## Records from a collection of figures

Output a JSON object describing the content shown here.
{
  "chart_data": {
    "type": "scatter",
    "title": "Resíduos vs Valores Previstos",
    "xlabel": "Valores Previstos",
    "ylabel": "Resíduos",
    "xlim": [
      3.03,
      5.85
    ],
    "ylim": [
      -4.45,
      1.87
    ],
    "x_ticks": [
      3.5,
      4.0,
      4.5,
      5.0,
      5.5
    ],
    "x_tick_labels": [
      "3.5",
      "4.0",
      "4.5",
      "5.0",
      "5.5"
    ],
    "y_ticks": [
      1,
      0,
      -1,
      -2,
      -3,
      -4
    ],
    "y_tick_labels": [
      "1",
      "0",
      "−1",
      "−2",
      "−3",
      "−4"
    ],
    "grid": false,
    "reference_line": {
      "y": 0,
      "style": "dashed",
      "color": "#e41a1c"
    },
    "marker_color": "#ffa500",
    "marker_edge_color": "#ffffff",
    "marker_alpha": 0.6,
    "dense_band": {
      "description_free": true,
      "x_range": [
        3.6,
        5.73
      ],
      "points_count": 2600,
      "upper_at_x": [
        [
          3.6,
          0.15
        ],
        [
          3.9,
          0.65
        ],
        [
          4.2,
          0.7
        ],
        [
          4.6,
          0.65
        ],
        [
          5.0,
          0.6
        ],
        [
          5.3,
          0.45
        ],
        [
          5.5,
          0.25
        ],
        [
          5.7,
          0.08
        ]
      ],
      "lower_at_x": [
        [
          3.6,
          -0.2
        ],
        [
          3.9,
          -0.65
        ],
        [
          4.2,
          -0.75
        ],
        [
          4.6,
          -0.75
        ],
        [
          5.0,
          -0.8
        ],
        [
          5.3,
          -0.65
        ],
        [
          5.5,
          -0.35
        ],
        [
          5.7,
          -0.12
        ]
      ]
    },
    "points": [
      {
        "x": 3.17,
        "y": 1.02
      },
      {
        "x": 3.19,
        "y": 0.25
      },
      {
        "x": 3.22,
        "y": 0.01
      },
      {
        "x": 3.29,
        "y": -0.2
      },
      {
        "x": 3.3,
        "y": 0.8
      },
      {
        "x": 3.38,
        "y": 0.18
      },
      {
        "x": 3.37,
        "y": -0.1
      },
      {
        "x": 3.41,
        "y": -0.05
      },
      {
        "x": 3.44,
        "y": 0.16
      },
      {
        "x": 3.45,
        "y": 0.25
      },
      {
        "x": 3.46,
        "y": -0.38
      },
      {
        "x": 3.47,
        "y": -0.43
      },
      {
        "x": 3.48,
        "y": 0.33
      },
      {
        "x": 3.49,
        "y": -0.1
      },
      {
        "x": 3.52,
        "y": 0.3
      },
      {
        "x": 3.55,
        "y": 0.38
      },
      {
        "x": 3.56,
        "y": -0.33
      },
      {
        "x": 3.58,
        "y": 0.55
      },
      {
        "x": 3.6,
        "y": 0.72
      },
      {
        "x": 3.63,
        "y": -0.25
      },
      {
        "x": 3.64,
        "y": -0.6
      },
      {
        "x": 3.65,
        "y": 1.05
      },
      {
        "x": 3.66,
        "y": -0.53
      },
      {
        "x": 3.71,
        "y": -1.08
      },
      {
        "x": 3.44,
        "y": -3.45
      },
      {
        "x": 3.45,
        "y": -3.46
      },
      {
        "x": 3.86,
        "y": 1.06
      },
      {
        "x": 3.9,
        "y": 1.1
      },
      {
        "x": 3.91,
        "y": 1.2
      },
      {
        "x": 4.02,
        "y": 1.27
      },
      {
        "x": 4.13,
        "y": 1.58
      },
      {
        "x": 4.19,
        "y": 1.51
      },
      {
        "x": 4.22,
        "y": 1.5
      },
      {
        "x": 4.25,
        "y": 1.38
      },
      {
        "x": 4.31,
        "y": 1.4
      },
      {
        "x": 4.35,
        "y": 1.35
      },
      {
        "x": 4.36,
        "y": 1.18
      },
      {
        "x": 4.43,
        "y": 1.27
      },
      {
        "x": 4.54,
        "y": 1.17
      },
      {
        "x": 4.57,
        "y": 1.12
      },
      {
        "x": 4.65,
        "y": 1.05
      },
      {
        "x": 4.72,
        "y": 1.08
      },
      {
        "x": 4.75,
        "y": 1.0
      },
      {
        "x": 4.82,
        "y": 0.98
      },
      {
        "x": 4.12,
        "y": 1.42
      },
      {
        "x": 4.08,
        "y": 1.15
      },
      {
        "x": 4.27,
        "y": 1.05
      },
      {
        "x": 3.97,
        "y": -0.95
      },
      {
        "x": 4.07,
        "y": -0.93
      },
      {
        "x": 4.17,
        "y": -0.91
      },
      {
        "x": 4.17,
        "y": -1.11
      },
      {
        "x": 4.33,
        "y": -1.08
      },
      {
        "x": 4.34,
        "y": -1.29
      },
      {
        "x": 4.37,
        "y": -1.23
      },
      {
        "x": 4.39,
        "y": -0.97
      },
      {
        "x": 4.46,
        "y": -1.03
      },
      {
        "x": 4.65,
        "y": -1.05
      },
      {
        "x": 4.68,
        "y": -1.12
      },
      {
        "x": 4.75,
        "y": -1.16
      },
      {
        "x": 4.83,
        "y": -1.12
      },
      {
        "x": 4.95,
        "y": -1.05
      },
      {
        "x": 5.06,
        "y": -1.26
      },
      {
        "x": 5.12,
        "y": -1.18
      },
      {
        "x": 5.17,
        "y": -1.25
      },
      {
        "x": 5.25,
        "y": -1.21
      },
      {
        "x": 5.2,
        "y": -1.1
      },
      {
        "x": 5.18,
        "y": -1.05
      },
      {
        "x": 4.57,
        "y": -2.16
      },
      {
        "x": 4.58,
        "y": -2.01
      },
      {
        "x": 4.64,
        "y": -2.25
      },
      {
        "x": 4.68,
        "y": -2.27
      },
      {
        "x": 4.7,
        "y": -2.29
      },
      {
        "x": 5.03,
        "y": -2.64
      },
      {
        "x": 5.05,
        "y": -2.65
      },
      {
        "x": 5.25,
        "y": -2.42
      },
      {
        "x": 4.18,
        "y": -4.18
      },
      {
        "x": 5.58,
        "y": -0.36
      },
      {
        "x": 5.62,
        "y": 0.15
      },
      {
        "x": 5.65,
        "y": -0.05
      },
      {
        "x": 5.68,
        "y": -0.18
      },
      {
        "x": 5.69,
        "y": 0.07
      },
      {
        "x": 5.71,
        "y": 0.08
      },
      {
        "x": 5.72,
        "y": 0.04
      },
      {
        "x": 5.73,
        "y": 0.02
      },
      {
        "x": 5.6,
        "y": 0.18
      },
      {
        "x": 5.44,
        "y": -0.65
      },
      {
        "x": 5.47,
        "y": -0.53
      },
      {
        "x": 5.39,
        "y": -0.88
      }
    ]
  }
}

## AIM OF THE TASK
Set every line of the listing down word for word.

## WRITTEN ANSWER
Output a JSON object describing the content shown here.
{
  "chart_data": {
    "type": "scatter",
    "title": "Resíduos vs Valores Previstos",
    "xlabel": "Valores Previstos",
    "ylabel": "Resíduos",
    "xlim": [
      3.03,
      5.85
    ],
    "ylim": [
      -4.45,
      1.87
    ],
    "x_ticks": [
      3.5,
      4.0,
      4.5,
      5.0,
      5.5
    ],
    "x_tick_labels": [
      "3.5",
      "4.0",
      "4.5",
      "5.0",
      "5.5"
    ],
    "y_ticks": [
      1,
      0,
      -1,
      -2,
      -3,
      -4
    ],
    "y_tick_labels": [
      "1",
      "0",
      "−1",
      "−2",
      "−3",
      "−4"
    ],
    "grid": false,
    "reference_line": {
      "y": 0,
      "style": "dashed",
      "color": "#e41a1c"
    },
    "marker_color": "#ffa500",
    "marker_edge_color": "#ffffff",
    "marker_alpha": 0.6,
    "dense_band": {
      "description_free": true,
      "x_range": [
        3.6,
        5.73
      ],
      "points_count": 2600,
      "upper_at_x": [
        [
          3.6,
          0.15
        ],
        [
          3.9,
          0.65
        ],
        [
          4.2,
          0.7
        ],
        [
          4.6,
          0.65
        ],
        [
          5.0,
          0.6
        ],
        [
          5.3,
          0.45
        ],
        [
          5.5,
          0.25
        ],
        [
          5.7,
          0.08
        ]
      ],
      "lower_at_x": [
        [
          3.6,
          -0.2
        ],
        [
          3.9,
          -0.65
        ],
        [
          4.2,
          -0.75
        ],
        [
          4.6,
          -0.75
        ],
        [
          5.0,
          -0.8
        ],
        [
          5.3,
          -0.65
        ],
        [
          5.5,
          -0.35
        ],
        [
          5.7,
          -0.12
        ]
      ]
    },
    "points": [
      {
        "x": 3.17,
        "y": 1.02
      },
      {
        "x": 3.19,
        "y": 0.25
      },
      {
        "x": 3.22,
        "y": 0.01
      },
      {
        "x": 3.29,
        "y": -0.2
      },
      {
        "x": 3.3,
        "y": 0.8
      },
      {
        "x": 3.38,
        "y": 0.18
      },
      {
        "x": 3.37,
        "y": -0.1
      },
      {
        "x": 3.41,
        "y": -0.05
      },
      {
        "x": 3.44,
        "y": 0.16
      },
      {
        "x": 3.45,
        "y": 0.25
      },
      {
        "x": 3.46,
        "y": -0.38
      },
      {
        "x": 3.47,
        "y": -0.43
      },
      {
        "x": 3.48,
        "y": 0.33
      },
      {
        "x": 3.49,
        "y": -0.1
      },
      {
        "x": 3.52,
        "y": 0.3
      },
      {
        "x": 3.55,
        "y": 0.38
      },
      {
        "x": 3.56,
        "y": -0.33
      },
      {
        "x": 3.58,
        "y": 0.55
      },
      {
        "x": 3.6,
        "y": 0.72
      },
      {
        "x": 3.63,
        "y": -0.25
      },
      {
        "x": 3.64,
        "y": -0.6
      },
      {
        "x": 3.65,
        "y": 1.05
      },
      {
        "x": 3.66,
        "y": -0.53
      },
      {
        "x": 3.71,
        "y": -1.08
      },
      {
        "x": 3.44,
        "y": -3.45
      },
      {
        "x": 3.45,
        "y": -3.46
      },
      {
        "x": 3.86,
        "y": 1.06
      },
      {
        "x": 3.9,
        "y": 1.1
      },
      {
        "x": 3.91,
        "y": 1.2
      },
      {
        "x": 4.02,
        "y": 1.27
      },
      {
        "x": 4.13,
        "y": 1.58
      },
      {
        "x": 4.19,
        "y": 1.51
      },
      {
        "x": 4.22,
        "y": 1.5
      },
      {
        "x": 4.25,
        "y": 1.38
      },
      {
        "x": 4.31,
        "y": 1.4
      },
      {
        "x": 4.35,
        "y": 1.35
      },
      {
        "x": 4.36,
        "y": 1.18
      },
      {
        "x": 4.43,
        "y": 1.27
      },
      {
        "x": 4.54,
        "y": 1.17
      },
      {
        "x": 4.57,
        "y": 1.12
      },
      {
        "x": 4.65,
        "y": 1.05
      },
      {
        "x": 4.72,
        "y": 1.08
      },
      {
        "x": 4.75,
        "y": 1.0
      },
      {
        "x": 4.82,
        "y": 0.98
      },
      {
        "x": 4.12,
        "y": 1.42
      },
      {
        "x": 4.08,
        "y": 1.15
      },
      {
        "x": 4.27,
        "y": 1.05
      },
      {
        "x": 3.97,
        "y": -0.95
      },
      {
        "x": 4.07,
        "y": -0.93
      },
      {
        "x": 4.17,
        "y": -0.91
      },
      {
        "x": 4.17,
        "y": -1.11
      },
      {
        "x": 4.33,
        "y": -1.08
      },
      {
        "x": 4.34,
        "y": -1.29
      },
      {
        "x": 4.37,
        "y": -1.23
      },
      {
        "x": 4.39,
        "y": -0.97
      },
      {
        "x": 4.46,
        "y": -1.03
      },
      {
        "x": 4.65,
        "y": -1.05
      },
      {
        "x": 4.68,
        "y": -1.12
      },
      {
        "x": 4.75,
        "y": -1.16
      },
      {
        "x": 4.83,
        "y": -1.12
      },
      {
        "x": 4.95,
        "y": -1.05
      },
      {
        "x": 5.06,
        "y": -1.26
      },
      {
        "x": 5.12,
        "y": -1.18
      },
      {
        "x": 5.17,
        "y": -1.25
      },
      {
        "x": 5.25,
        "y": -1.21
      },
      {
        "x": 5.2,
        "y": -1.1
      },
      {
        "x": 5.18,
        "y": -1.05
      },
      {
        "x": 4.57,
        "y": -2.16
      },
      {
        "x": 4.58,
        "y": -2.01
      },
      {
        "x": 4.64,
        "y": -2.25
      },
      {
        "x": 4.68,
        "y": -2.27
      },
      {
        "x": 4.7,
        "y": -2.29
      },
      {
        "x": 5.03,
        "y": -2.64
      },
      {
        "x": 5.05,
        "y": -2.65
      },
      {
        "x": 5.25,
        "y": -2.42
      },
      {
        "x": 4.18,
        "y": -4.18
      },
      {
        "x": 5.58,
        "y": -0.36
      },
      {
        "x": 5.62,
        "y": 0.15
      },
      {
        "x": 5.65,
        "y": -0.05
      },
      {
        "x": 5.68,
        "y": -0.18
      },
      {
        "x": 5.69,
        "y": 0.07
      },
      {
        "x": 5.71,
        "y": 0.08
      },
      {
        "x": 5.72,
        "y": 0.04
      },
      {
        "x": 5.73,
        "y": 0.02
      },
      {
        "x": 5.6,
        "y": 0.18
      },
      {
        "x": 5.44,
        "y": -0.65
      },
      {
        "x": 5.47,
        "y": -0.53
      },
      {
        "x": 5.39,
        "y": -0.88
      }
    ]
  }
}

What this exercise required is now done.